Texto extraído
Shakira está de regreso pero sin brillo con Dont wait UP

Shakira ha publicado esta semana su gran single de regreso en inglés después de 5 años, un ‘Don’t Wait Up’ escrito junto a la co-autora de ‘Don’t Start Now’ Emily Warren, y co-producido junto al responsable de la misma canción de Dua Lipa, Ian Kirkpatrick.

La jugada, en cambio, no parece haber sido suficiente para encandilar al público, y ‘Don’t Wait Up’ ha desaparecido del top 200 de Spotify incluso de los países latinos en cuestión de días. Salvo que la rescate TikTok o alguna presentación en vivo realmente apoteósica, parece imposible que el tema llegue a las listas británicas y estadounidenses, pero es que puede que ni llegue al top 100 español. ¿Merece Shakira este descalabro?

«Shakira se ha apuntado varios éxitos en los últimos tiempos: le salió bien subirse a lo último de Black Eyed Peas, pues por inexplicable que pueda parecer, estos siguen arrasando, y también la hemos visto triunfando en ‘Me gusta’ de Anuel AA. ‘Don’t Wait Up’ es su primer single en solitario en casi un lustro y por tanto el que tenía que ser un gran «comeback» tras el pelotazo dado por la cantante en la Super Bowl. De momento no lo está siendo, pero no sorprendería que este se convirtiera en uno de los muchos sleepers que Shakira ha ido acumulando a lo largo de su carrera.

Material proporcionado
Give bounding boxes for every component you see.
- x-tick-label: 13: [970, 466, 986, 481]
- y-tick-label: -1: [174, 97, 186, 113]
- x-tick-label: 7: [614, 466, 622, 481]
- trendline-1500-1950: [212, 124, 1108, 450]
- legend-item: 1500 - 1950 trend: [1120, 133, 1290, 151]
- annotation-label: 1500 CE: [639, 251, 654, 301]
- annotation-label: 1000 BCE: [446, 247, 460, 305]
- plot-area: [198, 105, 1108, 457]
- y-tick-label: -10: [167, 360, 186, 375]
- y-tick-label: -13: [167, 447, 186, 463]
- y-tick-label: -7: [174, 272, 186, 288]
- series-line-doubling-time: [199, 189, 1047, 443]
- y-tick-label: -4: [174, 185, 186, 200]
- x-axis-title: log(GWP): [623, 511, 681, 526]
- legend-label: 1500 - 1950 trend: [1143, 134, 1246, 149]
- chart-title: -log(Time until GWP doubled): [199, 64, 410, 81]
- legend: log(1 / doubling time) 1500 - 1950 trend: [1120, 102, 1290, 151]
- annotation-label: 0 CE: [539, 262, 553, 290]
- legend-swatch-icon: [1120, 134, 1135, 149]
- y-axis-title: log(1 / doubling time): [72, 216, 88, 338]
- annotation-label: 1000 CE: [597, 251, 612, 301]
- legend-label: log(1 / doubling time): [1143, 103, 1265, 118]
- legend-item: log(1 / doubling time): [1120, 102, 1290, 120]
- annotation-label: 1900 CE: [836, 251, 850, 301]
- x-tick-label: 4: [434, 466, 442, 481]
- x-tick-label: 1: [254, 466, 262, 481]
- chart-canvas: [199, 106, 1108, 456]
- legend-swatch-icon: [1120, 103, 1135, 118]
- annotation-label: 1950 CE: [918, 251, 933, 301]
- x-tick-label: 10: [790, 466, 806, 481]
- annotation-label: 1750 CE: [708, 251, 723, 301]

Consigna 1
¿Qué artistas, grupos y colaboradores musicales se mencionan por su nombre en el texto sobre el regreso de Shakira?
Consigna 2
Traduce al inglés esta oración del texto sobre el regreso de Shakira: «La jugada, en cambio, no parece haber sido suficiente para encandilar al público, y ‘Don’t Wait Up’ ha desaparecido del top 200 de Spotify incluso de los países latinos en cuestión de días.»
Consigna 3
Prosigue el texto sobre el regreso de Shakira a partir de su última oración.

Respuesta 1
- Shakira
- Emily Warren
- Ian Kirkpatrick
- Dua Lipa
- Black Eyed Peas
- Anuel AA

Respuesta 2
The move, however, does not seem to have been enough to win over the public, and "Don't Wait Up" has dropped out of Spotify's top 200 even in Latin countries within a matter of days.

Respuesta 3
En lugar de volver con otro reggaetoncito u otro vallenato, fórmula cada vez más agotada, la cantante colombiana se sube a la moda 90’s que tanto se ha visto recientemente a través de samples y beats, desde el mainstream (los mismos Black Eyed Peas) al underground , y lo cierto es que le sienta muy bien a su voz y a la melodía, que brilla en esas notas  y en ese puente de piano house. Irresistible como tantos «one hit wonders» noventeros.

«Shakira se ha fabricado junto a Ian Kirkpatrick este ‘Don’t Wait Up’ con ínfulas de ser el «perfecto hit 2021». ¿Synth-pop y neones ochenteros? Check. ¿Eurodance noventero? Check. ¿Gancho pegadizo (el riff de teclado)? Check. ¿Estribillo memorable? Pues aquí es cuando empieza a fallar la cosa, porque al tercer o cuarto «don’t wait up», la atención ya se va a otra cosa. Y es que este ‘Don’t Wait Up’ está milimétricamente pensado y facturado, pero es excesivamente repetitivo, escasamente imaginativo y carece del fulgor que sí tenían los macrohits de Dua Lipa (su referente obvio). Y lo peor es que, sin llegar a los tres minutos y medio, se hace interminable».